## begin
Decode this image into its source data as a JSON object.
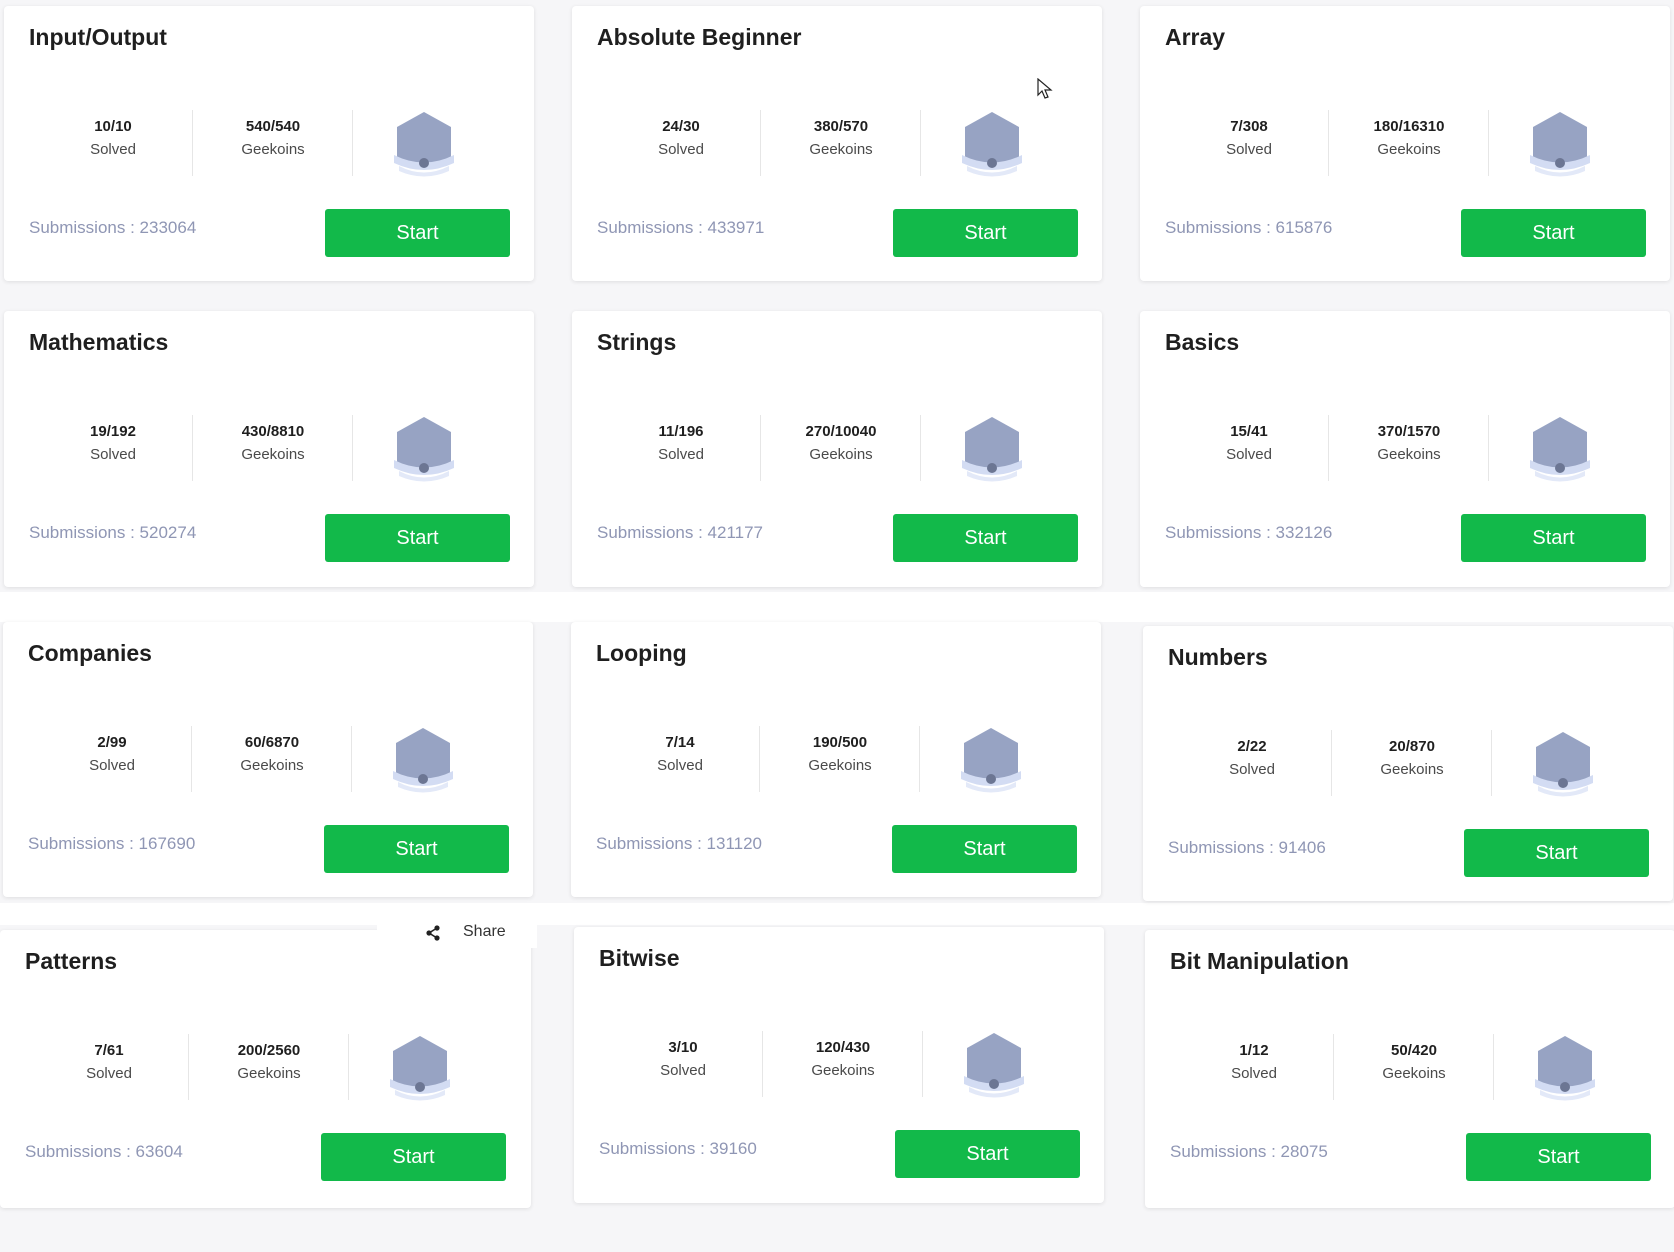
{
  "cards": [
    {
      "title": "Input/Output",
      "solved": "10/10",
      "solved_label": "Solved",
      "geekoins": "540/540",
      "geekoins_label": "Geekoins",
      "submissions": "Submissions : 233064",
      "button": "Start"
    },
    {
      "title": "Absolute Beginner",
      "solved": "24/30",
      "solved_label": "Solved",
      "geekoins": "380/570",
      "geekoins_label": "Geekoins",
      "submissions": "Submissions : 433971",
      "button": "Start"
    },
    {
      "title": "Array",
      "solved": "7/308",
      "solved_label": "Solved",
      "geekoins": "180/16310",
      "geekoins_label": "Geekoins",
      "submissions": "Submissions : 615876",
      "button": "Start"
    },
    {
      "title": "Mathematics",
      "solved": "19/192",
      "solved_label": "Solved",
      "geekoins": "430/8810",
      "geekoins_label": "Geekoins",
      "submissions": "Submissions : 520274",
      "button": "Start"
    },
    {
      "title": "Strings",
      "solved": "11/196",
      "solved_label": "Solved",
      "geekoins": "270/10040",
      "geekoins_label": "Geekoins",
      "submissions": "Submissions : 421177",
      "button": "Start"
    },
    {
      "title": "Basics",
      "solved": "15/41",
      "solved_label": "Solved",
      "geekoins": "370/1570",
      "geekoins_label": "Geekoins",
      "submissions": "Submissions : 332126",
      "button": "Start"
    },
    {
      "title": "Companies",
      "solved": "2/99",
      "solved_label": "Solved",
      "geekoins": "60/6870",
      "geekoins_label": "Geekoins",
      "submissions": "Submissions : 167690",
      "button": "Start"
    },
    {
      "title": "Looping",
      "solved": "7/14",
      "solved_label": "Solved",
      "geekoins": "190/500",
      "geekoins_label": "Geekoins",
      "submissions": "Submissions : 131120",
      "button": "Start"
    },
    {
      "title": "Numbers",
      "solved": "2/22",
      "solved_label": "Solved",
      "geekoins": "20/870",
      "geekoins_label": "Geekoins",
      "submissions": "Submissions : 91406",
      "button": "Start"
    },
    {
      "title": "Patterns",
      "solved": "7/61",
      "solved_label": "Solved",
      "geekoins": "200/2560",
      "geekoins_label": "Geekoins",
      "submissions": "Submissions : 63604",
      "button": "Start"
    },
    {
      "title": "Bitwise",
      "solved": "3/10",
      "solved_label": "Solved",
      "geekoins": "120/430",
      "geekoins_label": "Geekoins",
      "submissions": "Submissions : 39160",
      "button": "Start"
    },
    {
      "title": "Bit Manipulation",
      "solved": "1/12",
      "solved_label": "Solved",
      "geekoins": "50/420",
      "geekoins_label": "Geekoins",
      "submissions": "Submissions : 28075",
      "button": "Start"
    }
  ],
  "share": {
    "label": "Share",
    "icon": "share-icon"
  },
  "colors": {
    "accent": "#12b94a",
    "badge": "#97a3c3",
    "badge_ribbon": "#d3dcf3",
    "submissions_text": "#8f96b4",
    "page_background": "#f6f6f8"
  }
}
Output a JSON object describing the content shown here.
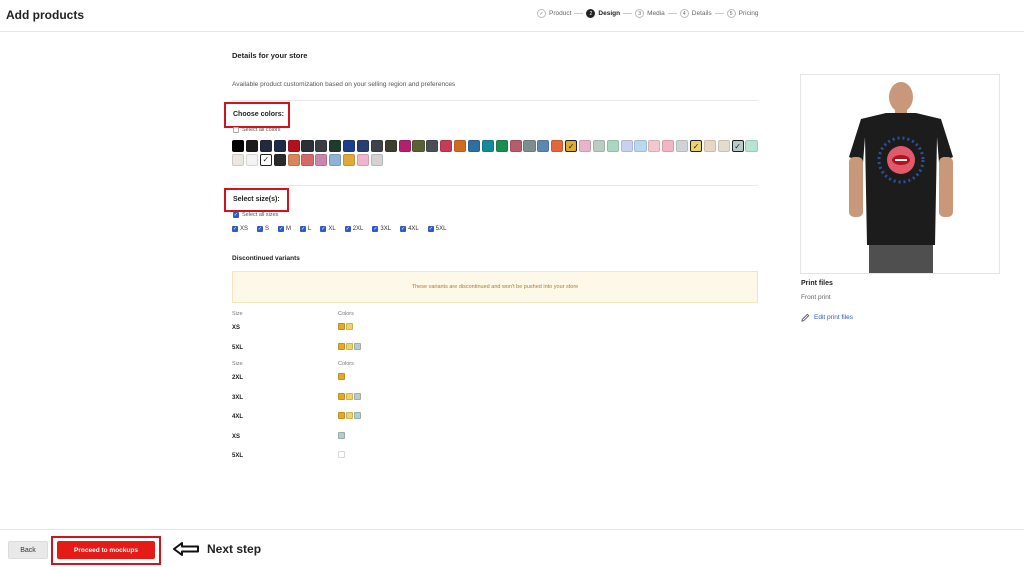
{
  "header": {
    "title": "Add products",
    "steps": [
      {
        "badge": "✓",
        "label": "Product",
        "state": "done"
      },
      {
        "badge": "2",
        "label": "Design",
        "state": "active"
      },
      {
        "badge": "3",
        "label": "Media",
        "state": "todo"
      },
      {
        "badge": "4",
        "label": "Details",
        "state": "todo"
      },
      {
        "badge": "5",
        "label": "Pricing",
        "state": "todo"
      }
    ]
  },
  "main": {
    "section_title": "Details for your store",
    "subtitle": "Available product customization based on your selling region and preferences",
    "colors": {
      "label": "Choose colors:",
      "select_all": "Select all colors",
      "select_all_checked": false,
      "swatches": [
        {
          "hex": "#000000",
          "selected": false
        },
        {
          "hex": "#1b1b1b",
          "selected": false
        },
        {
          "hex": "#232a3d",
          "selected": false
        },
        {
          "hex": "#1d2b4a",
          "selected": false
        },
        {
          "hex": "#b3121d",
          "selected": false
        },
        {
          "hex": "#2c2f36",
          "selected": false
        },
        {
          "hex": "#3a3d44",
          "selected": false
        },
        {
          "hex": "#1f3b2e",
          "selected": false
        },
        {
          "hex": "#1c3f8c",
          "selected": false
        },
        {
          "hex": "#263f6f",
          "selected": false
        },
        {
          "hex": "#3f4248",
          "selected": false
        },
        {
          "hex": "#3b3f2e",
          "selected": false
        },
        {
          "hex": "#b51f6f",
          "selected": false
        },
        {
          "hex": "#5b6136",
          "selected": false
        },
        {
          "hex": "#4a4e55",
          "selected": false
        },
        {
          "hex": "#c73a5a",
          "selected": false
        },
        {
          "hex": "#d06a1f",
          "selected": false
        },
        {
          "hex": "#2f6ea0",
          "selected": false
        },
        {
          "hex": "#178a99",
          "selected": false
        },
        {
          "hex": "#1c8c52",
          "selected": false
        },
        {
          "hex": "#b65c6a",
          "selected": false
        },
        {
          "hex": "#7c8f8a",
          "selected": false
        },
        {
          "hex": "#5f86b3",
          "selected": false
        },
        {
          "hex": "#e2673a",
          "selected": false
        },
        {
          "hex": "#e2aa2a",
          "selected": true
        },
        {
          "hex": "#e9b3c9",
          "selected": false
        },
        {
          "hex": "#b6cfc2",
          "selected": false
        },
        {
          "hex": "#a9d7c4",
          "selected": false
        },
        {
          "hex": "#c7d3ee",
          "selected": false
        },
        {
          "hex": "#b9d7ef",
          "selected": false
        },
        {
          "hex": "#f2c8cf",
          "selected": false
        },
        {
          "hex": "#f4b4c3",
          "selected": false
        },
        {
          "hex": "#cfd3d6",
          "selected": false
        },
        {
          "hex": "#f0d26a",
          "selected": true
        },
        {
          "hex": "#e6d8c4",
          "selected": false
        },
        {
          "hex": "#e3ddd0",
          "selected": false
        },
        {
          "hex": "#b7ccc8",
          "selected": true
        },
        {
          "hex": "#b7e3d2",
          "selected": false
        },
        {
          "hex": "#ebe6de",
          "selected": false
        },
        {
          "hex": "#f3f3f3",
          "selected": false
        },
        {
          "hex": "#ffffff",
          "selected": true
        },
        {
          "hex": "#2a2a2a",
          "selected": false
        },
        {
          "hex": "#d9855a",
          "selected": false
        },
        {
          "hex": "#d36a6a",
          "selected": false
        },
        {
          "hex": "#c986aa",
          "selected": false
        },
        {
          "hex": "#8fb2d8",
          "selected": false
        },
        {
          "hex": "#e0a93a",
          "selected": false
        },
        {
          "hex": "#efb6cb",
          "selected": false
        },
        {
          "hex": "#d3d3d3",
          "selected": false
        }
      ]
    },
    "sizes": {
      "label": "Select size(s):",
      "select_all": "Select all sizes",
      "select_all_checked": true,
      "items": [
        {
          "label": "XS",
          "checked": true
        },
        {
          "label": "S",
          "checked": true
        },
        {
          "label": "M",
          "checked": true
        },
        {
          "label": "L",
          "checked": true
        },
        {
          "label": "XL",
          "checked": true
        },
        {
          "label": "2XL",
          "checked": true
        },
        {
          "label": "3XL",
          "checked": true
        },
        {
          "label": "4XL",
          "checked": true
        },
        {
          "label": "5XL",
          "checked": true
        }
      ]
    },
    "discontinued": {
      "title": "Discontinued variants",
      "banner": "These variants are discontinued and won't be pushed into your store",
      "group1": {
        "size_header": "Size",
        "colors_header": "Colors",
        "rows": [
          {
            "size": "XS",
            "colors": [
              "#e2aa2a",
              "#f0d26a"
            ]
          },
          {
            "size": "5XL",
            "colors": [
              "#e2aa2a",
              "#f0d26a",
              "#b7ccc8"
            ]
          }
        ]
      },
      "group2": {
        "size_header": "Size",
        "colors_header": "Colors",
        "rows": [
          {
            "size": "2XL",
            "colors": [
              "#e2aa2a"
            ]
          },
          {
            "size": "3XL",
            "colors": [
              "#e2aa2a",
              "#f0d26a",
              "#b7ccc8"
            ]
          },
          {
            "size": "4XL",
            "colors": [
              "#e2aa2a",
              "#f0d26a",
              "#b7ccc8"
            ]
          },
          {
            "size": "XS",
            "colors": [
              "#b7ccc8"
            ]
          },
          {
            "size": "5XL",
            "colors": [
              "#ffffff"
            ]
          }
        ]
      }
    }
  },
  "sidebar": {
    "print_files_title": "Print files",
    "front_print": "Front print",
    "edit_label": "Edit print files"
  },
  "footer": {
    "back_label": "Back",
    "proceed_label": "Proceed to mockups",
    "annotation": "Next step"
  }
}
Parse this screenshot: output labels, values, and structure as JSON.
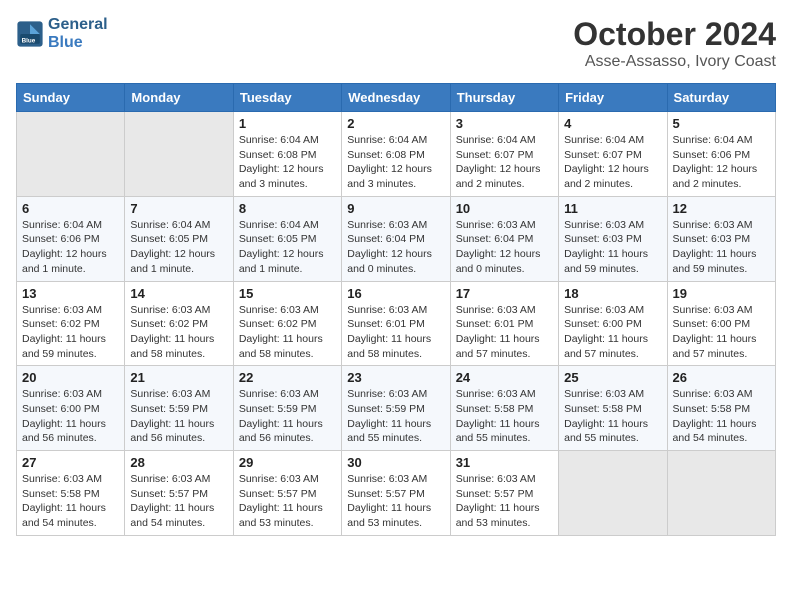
{
  "logo": {
    "text_general": "General",
    "text_blue": "Blue"
  },
  "title": "October 2024",
  "subtitle": "Asse-Assasso, Ivory Coast",
  "weekdays": [
    "Sunday",
    "Monday",
    "Tuesday",
    "Wednesday",
    "Thursday",
    "Friday",
    "Saturday"
  ],
  "weeks": [
    [
      {
        "day": "",
        "empty": true
      },
      {
        "day": "",
        "empty": true
      },
      {
        "day": "1",
        "sunrise": "Sunrise: 6:04 AM",
        "sunset": "Sunset: 6:08 PM",
        "daylight": "Daylight: 12 hours and 3 minutes."
      },
      {
        "day": "2",
        "sunrise": "Sunrise: 6:04 AM",
        "sunset": "Sunset: 6:08 PM",
        "daylight": "Daylight: 12 hours and 3 minutes."
      },
      {
        "day": "3",
        "sunrise": "Sunrise: 6:04 AM",
        "sunset": "Sunset: 6:07 PM",
        "daylight": "Daylight: 12 hours and 2 minutes."
      },
      {
        "day": "4",
        "sunrise": "Sunrise: 6:04 AM",
        "sunset": "Sunset: 6:07 PM",
        "daylight": "Daylight: 12 hours and 2 minutes."
      },
      {
        "day": "5",
        "sunrise": "Sunrise: 6:04 AM",
        "sunset": "Sunset: 6:06 PM",
        "daylight": "Daylight: 12 hours and 2 minutes."
      }
    ],
    [
      {
        "day": "6",
        "sunrise": "Sunrise: 6:04 AM",
        "sunset": "Sunset: 6:06 PM",
        "daylight": "Daylight: 12 hours and 1 minute."
      },
      {
        "day": "7",
        "sunrise": "Sunrise: 6:04 AM",
        "sunset": "Sunset: 6:05 PM",
        "daylight": "Daylight: 12 hours and 1 minute."
      },
      {
        "day": "8",
        "sunrise": "Sunrise: 6:04 AM",
        "sunset": "Sunset: 6:05 PM",
        "daylight": "Daylight: 12 hours and 1 minute."
      },
      {
        "day": "9",
        "sunrise": "Sunrise: 6:03 AM",
        "sunset": "Sunset: 6:04 PM",
        "daylight": "Daylight: 12 hours and 0 minutes."
      },
      {
        "day": "10",
        "sunrise": "Sunrise: 6:03 AM",
        "sunset": "Sunset: 6:04 PM",
        "daylight": "Daylight: 12 hours and 0 minutes."
      },
      {
        "day": "11",
        "sunrise": "Sunrise: 6:03 AM",
        "sunset": "Sunset: 6:03 PM",
        "daylight": "Daylight: 11 hours and 59 minutes."
      },
      {
        "day": "12",
        "sunrise": "Sunrise: 6:03 AM",
        "sunset": "Sunset: 6:03 PM",
        "daylight": "Daylight: 11 hours and 59 minutes."
      }
    ],
    [
      {
        "day": "13",
        "sunrise": "Sunrise: 6:03 AM",
        "sunset": "Sunset: 6:02 PM",
        "daylight": "Daylight: 11 hours and 59 minutes."
      },
      {
        "day": "14",
        "sunrise": "Sunrise: 6:03 AM",
        "sunset": "Sunset: 6:02 PM",
        "daylight": "Daylight: 11 hours and 58 minutes."
      },
      {
        "day": "15",
        "sunrise": "Sunrise: 6:03 AM",
        "sunset": "Sunset: 6:02 PM",
        "daylight": "Daylight: 11 hours and 58 minutes."
      },
      {
        "day": "16",
        "sunrise": "Sunrise: 6:03 AM",
        "sunset": "Sunset: 6:01 PM",
        "daylight": "Daylight: 11 hours and 58 minutes."
      },
      {
        "day": "17",
        "sunrise": "Sunrise: 6:03 AM",
        "sunset": "Sunset: 6:01 PM",
        "daylight": "Daylight: 11 hours and 57 minutes."
      },
      {
        "day": "18",
        "sunrise": "Sunrise: 6:03 AM",
        "sunset": "Sunset: 6:00 PM",
        "daylight": "Daylight: 11 hours and 57 minutes."
      },
      {
        "day": "19",
        "sunrise": "Sunrise: 6:03 AM",
        "sunset": "Sunset: 6:00 PM",
        "daylight": "Daylight: 11 hours and 57 minutes."
      }
    ],
    [
      {
        "day": "20",
        "sunrise": "Sunrise: 6:03 AM",
        "sunset": "Sunset: 6:00 PM",
        "daylight": "Daylight: 11 hours and 56 minutes."
      },
      {
        "day": "21",
        "sunrise": "Sunrise: 6:03 AM",
        "sunset": "Sunset: 5:59 PM",
        "daylight": "Daylight: 11 hours and 56 minutes."
      },
      {
        "day": "22",
        "sunrise": "Sunrise: 6:03 AM",
        "sunset": "Sunset: 5:59 PM",
        "daylight": "Daylight: 11 hours and 56 minutes."
      },
      {
        "day": "23",
        "sunrise": "Sunrise: 6:03 AM",
        "sunset": "Sunset: 5:59 PM",
        "daylight": "Daylight: 11 hours and 55 minutes."
      },
      {
        "day": "24",
        "sunrise": "Sunrise: 6:03 AM",
        "sunset": "Sunset: 5:58 PM",
        "daylight": "Daylight: 11 hours and 55 minutes."
      },
      {
        "day": "25",
        "sunrise": "Sunrise: 6:03 AM",
        "sunset": "Sunset: 5:58 PM",
        "daylight": "Daylight: 11 hours and 55 minutes."
      },
      {
        "day": "26",
        "sunrise": "Sunrise: 6:03 AM",
        "sunset": "Sunset: 5:58 PM",
        "daylight": "Daylight: 11 hours and 54 minutes."
      }
    ],
    [
      {
        "day": "27",
        "sunrise": "Sunrise: 6:03 AM",
        "sunset": "Sunset: 5:58 PM",
        "daylight": "Daylight: 11 hours and 54 minutes."
      },
      {
        "day": "28",
        "sunrise": "Sunrise: 6:03 AM",
        "sunset": "Sunset: 5:57 PM",
        "daylight": "Daylight: 11 hours and 54 minutes."
      },
      {
        "day": "29",
        "sunrise": "Sunrise: 6:03 AM",
        "sunset": "Sunset: 5:57 PM",
        "daylight": "Daylight: 11 hours and 53 minutes."
      },
      {
        "day": "30",
        "sunrise": "Sunrise: 6:03 AM",
        "sunset": "Sunset: 5:57 PM",
        "daylight": "Daylight: 11 hours and 53 minutes."
      },
      {
        "day": "31",
        "sunrise": "Sunrise: 6:03 AM",
        "sunset": "Sunset: 5:57 PM",
        "daylight": "Daylight: 11 hours and 53 minutes."
      },
      {
        "day": "",
        "empty": true
      },
      {
        "day": "",
        "empty": true
      }
    ]
  ]
}
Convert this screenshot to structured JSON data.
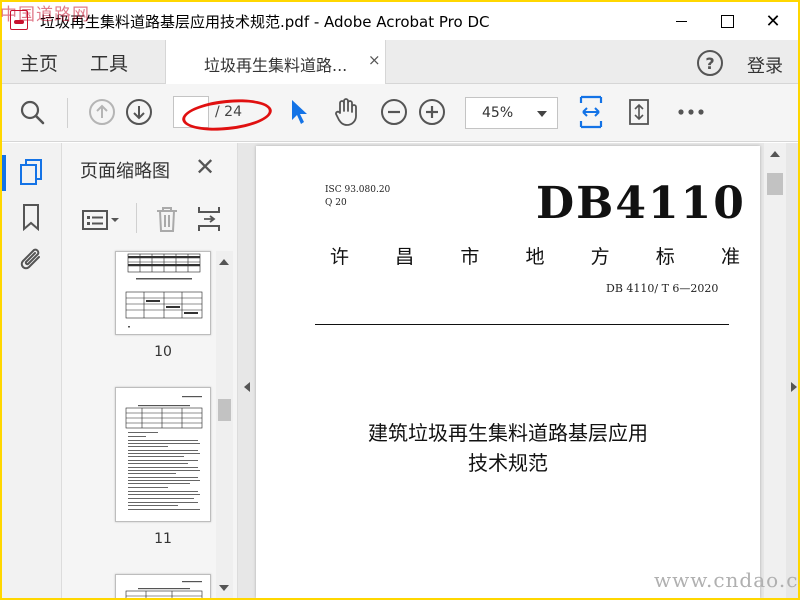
{
  "watermarks": {
    "top_left": "中国道路网",
    "bottom_right": "www.cndao.com"
  },
  "window": {
    "title": "垃圾再生集料道路基层应用技术规范.pdf - Adobe Acrobat Pro DC",
    "minimize_glyph": "",
    "maximize_glyph": "",
    "close_glyph": "✕"
  },
  "tabs": {
    "home": "主页",
    "tools": "工具",
    "document": "垃圾再生集料道路...",
    "document_close": "×",
    "help": "?",
    "login": "登录"
  },
  "toolbar": {
    "icons": [
      "search-icon",
      "page-up-icon",
      "page-down-icon",
      "select-pointer-icon",
      "hand-tool-icon",
      "zoom-out-icon",
      "zoom-in-icon",
      "fit-width-icon",
      "rotate-page-icon",
      "more-icon"
    ],
    "current_page": "",
    "total_pages": "/ 24",
    "zoom": "45%",
    "accent_color": "#1473e6"
  },
  "left_nav": {
    "icons": [
      "page-thumbnails-icon",
      "bookmark-icon",
      "attachment-icon"
    ]
  },
  "thumbnails_panel": {
    "title": "页面缩略图",
    "close": "✕",
    "pages": [
      {
        "number": "10"
      },
      {
        "number": "11"
      }
    ]
  },
  "document_page": {
    "ics_line1": "ISC 93.080.20",
    "ics_line2": "Q  20",
    "code": "DB4110",
    "standard_type_chars": [
      "许",
      "昌",
      "市",
      "地",
      "方",
      "标",
      "准"
    ],
    "standard_number": "DB 4110/ T 6—2020",
    "title_line1": "建筑垃圾再生集料道路基层应用",
    "title_line2": "技术规范"
  }
}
## end
What the task asks: Identify the lines that hold the word "Details". Copy every one of them.

Written answer:
        "label": "Details",
    "section_title": "Details for your store",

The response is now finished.